Task goal:
Write the listing below out again exactly, dropping the images.

*** Supplied records ***

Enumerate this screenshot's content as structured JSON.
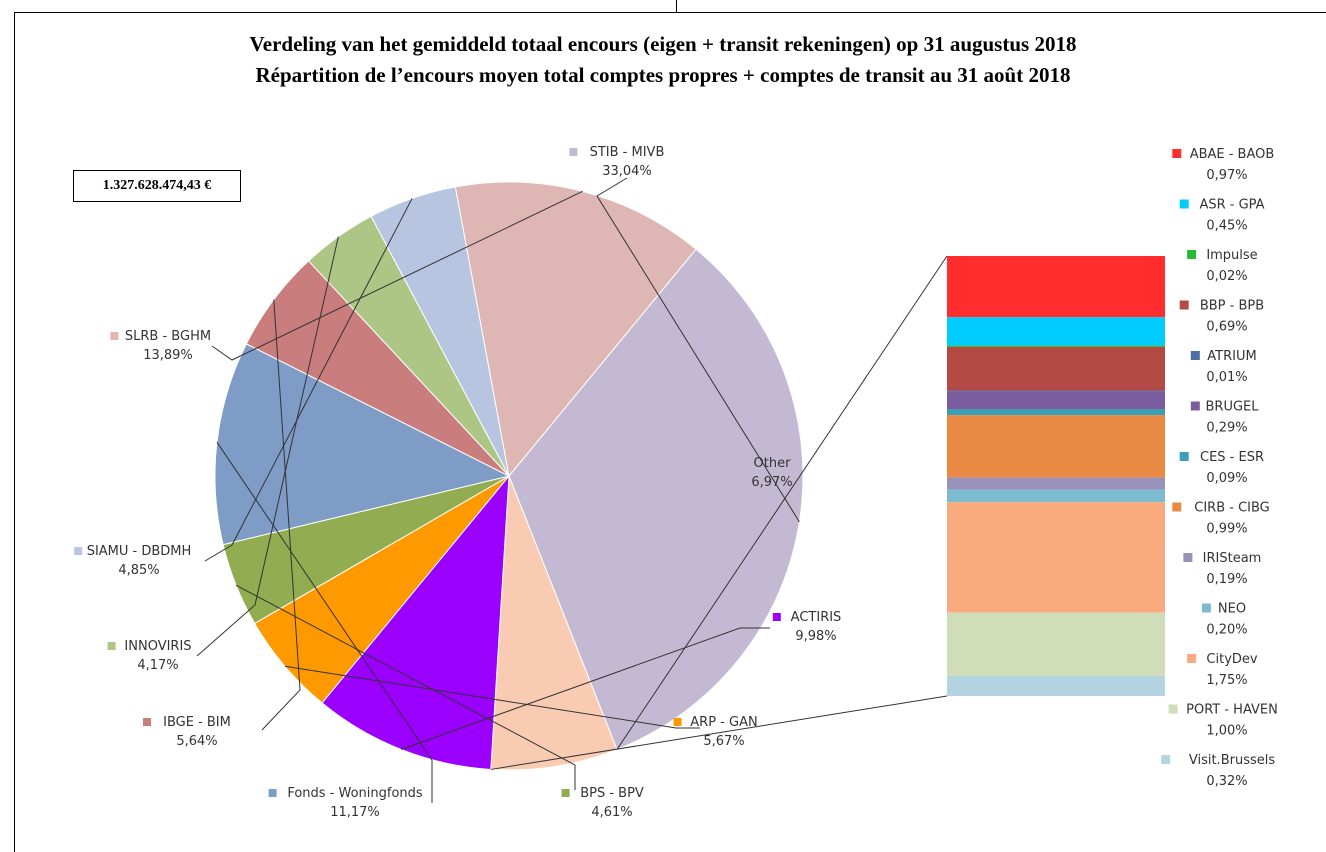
{
  "chart_data": {
    "type": "pie",
    "title": "Verdeling van het gemiddeld totaal encours (eigen + transit rekeningen) op 31 augustus 2018",
    "subtitle": "Répartition de l’encours moyen total comptes propres + comptes de transit au 31 août 2018",
    "total_label": "1.327.628.474,43 €",
    "slices": [
      {
        "name": "STIB - MIVB",
        "value": 33.04,
        "label": "33,04%",
        "color": "#C3B9D3"
      },
      {
        "name": "Other",
        "value": 6.97,
        "label": "6,97%",
        "color": "#F9CBB3"
      },
      {
        "name": "ACTIRIS",
        "value": 9.98,
        "label": "9,98%",
        "color": "#9B00FF"
      },
      {
        "name": "ARP - GAN",
        "value": 5.67,
        "label": "5,67%",
        "color": "#FF9900"
      },
      {
        "name": "BPS - BPV",
        "value": 4.61,
        "label": "4,61%",
        "color": "#92AD51"
      },
      {
        "name": "Fonds - Woningfonds",
        "value": 11.17,
        "label": "11,17%",
        "color": "#7F9CC7"
      },
      {
        "name": "IBGE - BIM",
        "value": 5.64,
        "label": "5,64%",
        "color": "#C97D7D"
      },
      {
        "name": "INNOVIRIS",
        "value": 4.17,
        "label": "4,17%",
        "color": "#ADC686"
      },
      {
        "name": "SIAMU - DBDMH",
        "value": 4.85,
        "label": "4,85%",
        "color": "#B7C5E0"
      },
      {
        "name": "SLRB - BGHM",
        "value": 13.89,
        "label": "13,89%",
        "color": "#DEB7B4"
      }
    ],
    "other_breakdown": [
      {
        "name": "ABAE - BAOB",
        "value": 0.97,
        "label": "0,97%",
        "color": "#FF2D2D"
      },
      {
        "name": "ASR - GPA",
        "value": 0.45,
        "label": "0,45%",
        "color": "#00CCFF"
      },
      {
        "name": "Impulse",
        "value": 0.02,
        "label": "0,02%",
        "color": "#22BB33"
      },
      {
        "name": "BBP - BPB",
        "value": 0.69,
        "label": "0,69%",
        "color": "#B34A46"
      },
      {
        "name": "ATRIUM",
        "value": 0.01,
        "label": "0,01%",
        "color": "#4A6FA5"
      },
      {
        "name": "BRUGEL",
        "value": 0.29,
        "label": "0,29%",
        "color": "#7B5C9E"
      },
      {
        "name": "CES - ESR",
        "value": 0.09,
        "label": "0,09%",
        "color": "#3AA0B8"
      },
      {
        "name": "CIRB - CIBG",
        "value": 0.99,
        "label": "0,99%",
        "color": "#E88A44"
      },
      {
        "name": "IRISteam",
        "value": 0.19,
        "label": "0,19%",
        "color": "#9A91BB"
      },
      {
        "name": "NEO",
        "value": 0.2,
        "label": "0,20%",
        "color": "#7DBBD0"
      },
      {
        "name": "CityDev",
        "value": 1.75,
        "label": "1,75%",
        "color": "#F9AB7F"
      },
      {
        "name": "PORT - HAVEN",
        "value": 1.0,
        "label": "1,00%",
        "color": "#CFDDB9"
      },
      {
        "name": "Visit.Brussels",
        "value": 0.32,
        "label": "0,32%",
        "color": "#B4D4E2"
      }
    ]
  }
}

***

Task result:
Enumerate this screenshot's content as structured JSON.
{
  "chart_data": {
    "type": "pie",
    "title": "Verdeling van het gemiddeld totaal encours (eigen + transit rekeningen) op 31 augustus 2018",
    "subtitle": "Répartition de l’encours moyen total comptes propres + comptes de transit au 31 août 2018",
    "total_label": "1.327.628.474,43 €",
    "slices": [
      {
        "name": "STIB - MIVB",
        "value": 33.04,
        "label": "33,04%",
        "color": "#C3B9D3"
      },
      {
        "name": "Other",
        "value": 6.97,
        "label": "6,97%",
        "color": "#F9CBB3"
      },
      {
        "name": "ACTIRIS",
        "value": 9.98,
        "label": "9,98%",
        "color": "#9B00FF"
      },
      {
        "name": "ARP - GAN",
        "value": 5.67,
        "label": "5,67%",
        "color": "#FF9900"
      },
      {
        "name": "BPS - BPV",
        "value": 4.61,
        "label": "4,61%",
        "color": "#92AD51"
      },
      {
        "name": "Fonds - Woningfonds",
        "value": 11.17,
        "label": "11,17%",
        "color": "#7F9CC7"
      },
      {
        "name": "IBGE - BIM",
        "value": 5.64,
        "label": "5,64%",
        "color": "#C97D7D"
      },
      {
        "name": "INNOVIRIS",
        "value": 4.17,
        "label": "4,17%",
        "color": "#ADC686"
      },
      {
        "name": "SIAMU - DBDMH",
        "value": 4.85,
        "label": "4,85%",
        "color": "#B7C5E0"
      },
      {
        "name": "SLRB - BGHM",
        "value": 13.89,
        "label": "13,89%",
        "color": "#DEB7B4"
      }
    ],
    "other_breakdown": [
      {
        "name": "ABAE - BAOB",
        "value": 0.97,
        "label": "0,97%",
        "color": "#FF2D2D"
      },
      {
        "name": "ASR - GPA",
        "value": 0.45,
        "label": "0,45%",
        "color": "#00CCFF"
      },
      {
        "name": "Impulse",
        "value": 0.02,
        "label": "0,02%",
        "color": "#22BB33"
      },
      {
        "name": "BBP - BPB",
        "value": 0.69,
        "label": "0,69%",
        "color": "#B34A46"
      },
      {
        "name": "ATRIUM",
        "value": 0.01,
        "label": "0,01%",
        "color": "#4A6FA5"
      },
      {
        "name": "BRUGEL",
        "value": 0.29,
        "label": "0,29%",
        "color": "#7B5C9E"
      },
      {
        "name": "CES - ESR",
        "value": 0.09,
        "label": "0,09%",
        "color": "#3AA0B8"
      },
      {
        "name": "CIRB - CIBG",
        "value": 0.99,
        "label": "0,99%",
        "color": "#E88A44"
      },
      {
        "name": "IRISteam",
        "value": 0.19,
        "label": "0,19%",
        "color": "#9A91BB"
      },
      {
        "name": "NEO",
        "value": 0.2,
        "label": "0,20%",
        "color": "#7DBBD0"
      },
      {
        "name": "CityDev",
        "value": 1.75,
        "label": "1,75%",
        "color": "#F9AB7F"
      },
      {
        "name": "PORT - HAVEN",
        "value": 1.0,
        "label": "1,00%",
        "color": "#CFDDB9"
      },
      {
        "name": "Visit.Brussels",
        "value": 0.32,
        "label": "0,32%",
        "color": "#B4D4E2"
      }
    ]
  }
}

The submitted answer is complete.